Directive –
All of the records listed below should be retyped exactly.

* START Task material *

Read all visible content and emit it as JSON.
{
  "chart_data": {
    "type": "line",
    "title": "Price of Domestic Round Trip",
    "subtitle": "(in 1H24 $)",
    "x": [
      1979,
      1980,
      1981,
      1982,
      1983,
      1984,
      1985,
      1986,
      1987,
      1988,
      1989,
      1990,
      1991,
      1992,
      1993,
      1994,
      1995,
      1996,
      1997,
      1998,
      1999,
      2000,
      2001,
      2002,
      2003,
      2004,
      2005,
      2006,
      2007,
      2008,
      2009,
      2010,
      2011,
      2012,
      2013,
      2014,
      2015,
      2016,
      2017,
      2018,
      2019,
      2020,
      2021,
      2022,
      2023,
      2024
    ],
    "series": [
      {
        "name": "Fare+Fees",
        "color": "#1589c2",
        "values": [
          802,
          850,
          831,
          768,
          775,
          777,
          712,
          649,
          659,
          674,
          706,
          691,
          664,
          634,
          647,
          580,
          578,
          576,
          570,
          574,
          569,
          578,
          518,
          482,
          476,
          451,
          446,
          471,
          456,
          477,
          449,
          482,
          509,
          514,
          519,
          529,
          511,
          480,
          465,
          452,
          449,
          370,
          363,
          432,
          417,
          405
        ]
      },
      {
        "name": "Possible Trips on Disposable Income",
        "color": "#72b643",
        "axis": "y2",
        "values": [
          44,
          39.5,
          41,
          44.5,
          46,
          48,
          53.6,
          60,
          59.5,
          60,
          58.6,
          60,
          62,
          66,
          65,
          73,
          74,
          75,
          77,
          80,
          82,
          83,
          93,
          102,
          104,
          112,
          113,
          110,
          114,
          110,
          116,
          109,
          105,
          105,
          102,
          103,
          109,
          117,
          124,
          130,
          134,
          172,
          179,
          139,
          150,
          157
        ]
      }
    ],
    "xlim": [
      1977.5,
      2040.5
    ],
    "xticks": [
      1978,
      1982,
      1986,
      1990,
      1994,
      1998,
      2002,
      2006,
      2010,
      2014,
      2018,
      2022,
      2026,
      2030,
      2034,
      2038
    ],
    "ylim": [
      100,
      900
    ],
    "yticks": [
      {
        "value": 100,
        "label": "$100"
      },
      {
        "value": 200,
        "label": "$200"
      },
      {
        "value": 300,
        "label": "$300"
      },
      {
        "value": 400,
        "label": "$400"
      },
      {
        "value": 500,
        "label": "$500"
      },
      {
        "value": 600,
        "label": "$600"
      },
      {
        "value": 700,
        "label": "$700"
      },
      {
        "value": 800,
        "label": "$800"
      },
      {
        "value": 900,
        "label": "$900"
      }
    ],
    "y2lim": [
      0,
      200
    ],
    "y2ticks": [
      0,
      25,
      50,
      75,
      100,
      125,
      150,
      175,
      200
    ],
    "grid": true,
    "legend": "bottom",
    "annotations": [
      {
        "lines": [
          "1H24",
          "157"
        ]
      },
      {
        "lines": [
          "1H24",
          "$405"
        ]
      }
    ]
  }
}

* END Task material *

Output for this exercise –
Read all visible content and emit it as JSON.
{
  "chart_data": {
    "type": "line",
    "title": "Price of Domestic Round Trip",
    "subtitle": "(in 1H24 $)",
    "x": [
      1979,
      1980,
      1981,
      1982,
      1983,
      1984,
      1985,
      1986,
      1987,
      1988,
      1989,
      1990,
      1991,
      1992,
      1993,
      1994,
      1995,
      1996,
      1997,
      1998,
      1999,
      2000,
      2001,
      2002,
      2003,
      2004,
      2005,
      2006,
      2007,
      2008,
      2009,
      2010,
      2011,
      2012,
      2013,
      2014,
      2015,
      2016,
      2017,
      2018,
      2019,
      2020,
      2021,
      2022,
      2023,
      2024
    ],
    "series": [
      {
        "name": "Fare+Fees",
        "color": "#1589c2",
        "values": [
          802,
          850,
          831,
          768,
          775,
          777,
          712,
          649,
          659,
          674,
          706,
          691,
          664,
          634,
          647,
          580,
          578,
          576,
          570,
          574,
          569,
          578,
          518,
          482,
          476,
          451,
          446,
          471,
          456,
          477,
          449,
          482,
          509,
          514,
          519,
          529,
          511,
          480,
          465,
          452,
          449,
          370,
          363,
          432,
          417,
          405
        ]
      },
      {
        "name": "Possible Trips on Disposable Income",
        "color": "#72b643",
        "axis": "y2",
        "values": [
          44,
          39.5,
          41,
          44.5,
          46,
          48,
          53.6,
          60,
          59.5,
          60,
          58.6,
          60,
          62,
          66,
          65,
          73,
          74,
          75,
          77,
          80,
          82,
          83,
          93,
          102,
          104,
          112,
          113,
          110,
          114,
          110,
          116,
          109,
          105,
          105,
          102,
          103,
          109,
          117,
          124,
          130,
          134,
          172,
          179,
          139,
          150,
          157
        ]
      }
    ],
    "xlim": [
      1977.5,
      2040.5
    ],
    "xticks": [
      1978,
      1982,
      1986,
      1990,
      1994,
      1998,
      2002,
      2006,
      2010,
      2014,
      2018,
      2022,
      2026,
      2030,
      2034,
      2038
    ],
    "ylim": [
      100,
      900
    ],
    "yticks": [
      {
        "value": 100,
        "label": "$100"
      },
      {
        "value": 200,
        "label": "$200"
      },
      {
        "value": 300,
        "label": "$300"
      },
      {
        "value": 400,
        "label": "$400"
      },
      {
        "value": 500,
        "label": "$500"
      },
      {
        "value": 600,
        "label": "$600"
      },
      {
        "value": 700,
        "label": "$700"
      },
      {
        "value": 800,
        "label": "$800"
      },
      {
        "value": 900,
        "label": "$900"
      }
    ],
    "y2lim": [
      0,
      200
    ],
    "y2ticks": [
      0,
      25,
      50,
      75,
      100,
      125,
      150,
      175,
      200
    ],
    "grid": true,
    "legend": "bottom",
    "annotations": [
      {
        "lines": [
          "1H24",
          "157"
        ]
      },
      {
        "lines": [
          "1H24",
          "$405"
        ]
      }
    ]
  }
}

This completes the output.